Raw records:
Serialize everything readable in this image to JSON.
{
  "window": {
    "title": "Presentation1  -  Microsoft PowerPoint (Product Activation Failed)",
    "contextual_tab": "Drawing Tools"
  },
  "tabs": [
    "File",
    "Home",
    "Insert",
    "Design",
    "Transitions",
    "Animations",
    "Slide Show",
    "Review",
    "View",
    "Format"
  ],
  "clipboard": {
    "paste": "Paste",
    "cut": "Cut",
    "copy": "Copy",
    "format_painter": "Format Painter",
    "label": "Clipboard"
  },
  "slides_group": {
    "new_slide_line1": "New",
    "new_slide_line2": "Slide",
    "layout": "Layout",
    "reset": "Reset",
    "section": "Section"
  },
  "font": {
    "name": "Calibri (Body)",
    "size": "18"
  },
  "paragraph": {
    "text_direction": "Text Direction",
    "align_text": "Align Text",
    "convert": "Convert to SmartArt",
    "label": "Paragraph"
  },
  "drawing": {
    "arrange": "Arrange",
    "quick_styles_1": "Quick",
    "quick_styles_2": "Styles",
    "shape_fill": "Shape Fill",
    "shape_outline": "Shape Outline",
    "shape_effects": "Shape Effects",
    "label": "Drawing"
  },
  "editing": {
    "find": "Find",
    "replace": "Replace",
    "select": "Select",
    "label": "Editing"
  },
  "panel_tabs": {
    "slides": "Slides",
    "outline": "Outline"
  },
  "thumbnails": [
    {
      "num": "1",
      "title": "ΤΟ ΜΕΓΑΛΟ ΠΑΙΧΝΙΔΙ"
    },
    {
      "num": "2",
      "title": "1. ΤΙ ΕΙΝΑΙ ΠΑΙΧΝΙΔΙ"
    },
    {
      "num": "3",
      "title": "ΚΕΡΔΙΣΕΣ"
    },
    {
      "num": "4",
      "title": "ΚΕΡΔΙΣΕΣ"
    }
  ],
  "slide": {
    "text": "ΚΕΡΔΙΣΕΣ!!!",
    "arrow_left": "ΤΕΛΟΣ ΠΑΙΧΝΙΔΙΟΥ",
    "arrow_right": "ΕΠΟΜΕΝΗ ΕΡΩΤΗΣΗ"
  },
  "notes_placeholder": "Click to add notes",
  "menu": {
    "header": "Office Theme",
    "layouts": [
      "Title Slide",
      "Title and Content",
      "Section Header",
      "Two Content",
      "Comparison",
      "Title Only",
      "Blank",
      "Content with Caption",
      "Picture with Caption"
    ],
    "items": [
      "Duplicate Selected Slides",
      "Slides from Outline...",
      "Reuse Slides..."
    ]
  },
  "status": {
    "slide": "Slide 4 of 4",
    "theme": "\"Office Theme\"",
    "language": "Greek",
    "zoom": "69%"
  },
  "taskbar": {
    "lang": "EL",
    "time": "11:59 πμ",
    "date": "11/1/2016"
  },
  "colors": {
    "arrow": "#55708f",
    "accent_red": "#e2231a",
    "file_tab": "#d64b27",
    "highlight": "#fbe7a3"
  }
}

§ **Task brief**
Reproduce the material in full, with no word added or dropped.

§ **Output for this exercise**
Serialize everything readable in this image to JSON.
{
  "window": {
    "title": "Presentation1  -  Microsoft PowerPoint (Product Activation Failed)",
    "contextual_tab": "Drawing Tools"
  },
  "tabs": [
    "File",
    "Home",
    "Insert",
    "Design",
    "Transitions",
    "Animations",
    "Slide Show",
    "Review",
    "View",
    "Format"
  ],
  "clipboard": {
    "paste": "Paste",
    "cut": "Cut",
    "copy": "Copy",
    "format_painter": "Format Painter",
    "label": "Clipboard"
  },
  "slides_group": {
    "new_slide_line1": "New",
    "new_slide_line2": "Slide",
    "layout": "Layout",
    "reset": "Reset",
    "section": "Section"
  },
  "font": {
    "name": "Calibri (Body)",
    "size": "18"
  },
  "paragraph": {
    "text_direction": "Text Direction",
    "align_text": "Align Text",
    "convert": "Convert to SmartArt",
    "label": "Paragraph"
  },
  "drawing": {
    "arrange": "Arrange",
    "quick_styles_1": "Quick",
    "quick_styles_2": "Styles",
    "shape_fill": "Shape Fill",
    "shape_outline": "Shape Outline",
    "shape_effects": "Shape Effects",
    "label": "Drawing"
  },
  "editing": {
    "find": "Find",
    "replace": "Replace",
    "select": "Select",
    "label": "Editing"
  },
  "panel_tabs": {
    "slides": "Slides",
    "outline": "Outline"
  },
  "thumbnails": [
    {
      "num": "1",
      "title": "ΤΟ ΜΕΓΑΛΟ ΠΑΙΧΝΙΔΙ"
    },
    {
      "num": "2",
      "title": "1. ΤΙ ΕΙΝΑΙ ΠΑΙΧΝΙΔΙ"
    },
    {
      "num": "3",
      "title": "ΚΕΡΔΙΣΕΣ"
    },
    {
      "num": "4",
      "title": "ΚΕΡΔΙΣΕΣ"
    }
  ],
  "slide": {
    "text": "ΚΕΡΔΙΣΕΣ!!!",
    "arrow_left": "ΤΕΛΟΣ ΠΑΙΧΝΙΔΙΟΥ",
    "arrow_right": "ΕΠΟΜΕΝΗ ΕΡΩΤΗΣΗ"
  },
  "notes_placeholder": "Click to add notes",
  "menu": {
    "header": "Office Theme",
    "layouts": [
      "Title Slide",
      "Title and Content",
      "Section Header",
      "Two Content",
      "Comparison",
      "Title Only",
      "Blank",
      "Content with Caption",
      "Picture with Caption"
    ],
    "items": [
      "Duplicate Selected Slides",
      "Slides from Outline...",
      "Reuse Slides..."
    ]
  },
  "status": {
    "slide": "Slide 4 of 4",
    "theme": "\"Office Theme\"",
    "language": "Greek",
    "zoom": "69%"
  },
  "taskbar": {
    "lang": "EL",
    "time": "11:59 πμ",
    "date": "11/1/2016"
  },
  "colors": {
    "arrow": "#55708f",
    "accent_red": "#e2231a",
    "file_tab": "#d64b27",
    "highlight": "#fbe7a3"
  }
}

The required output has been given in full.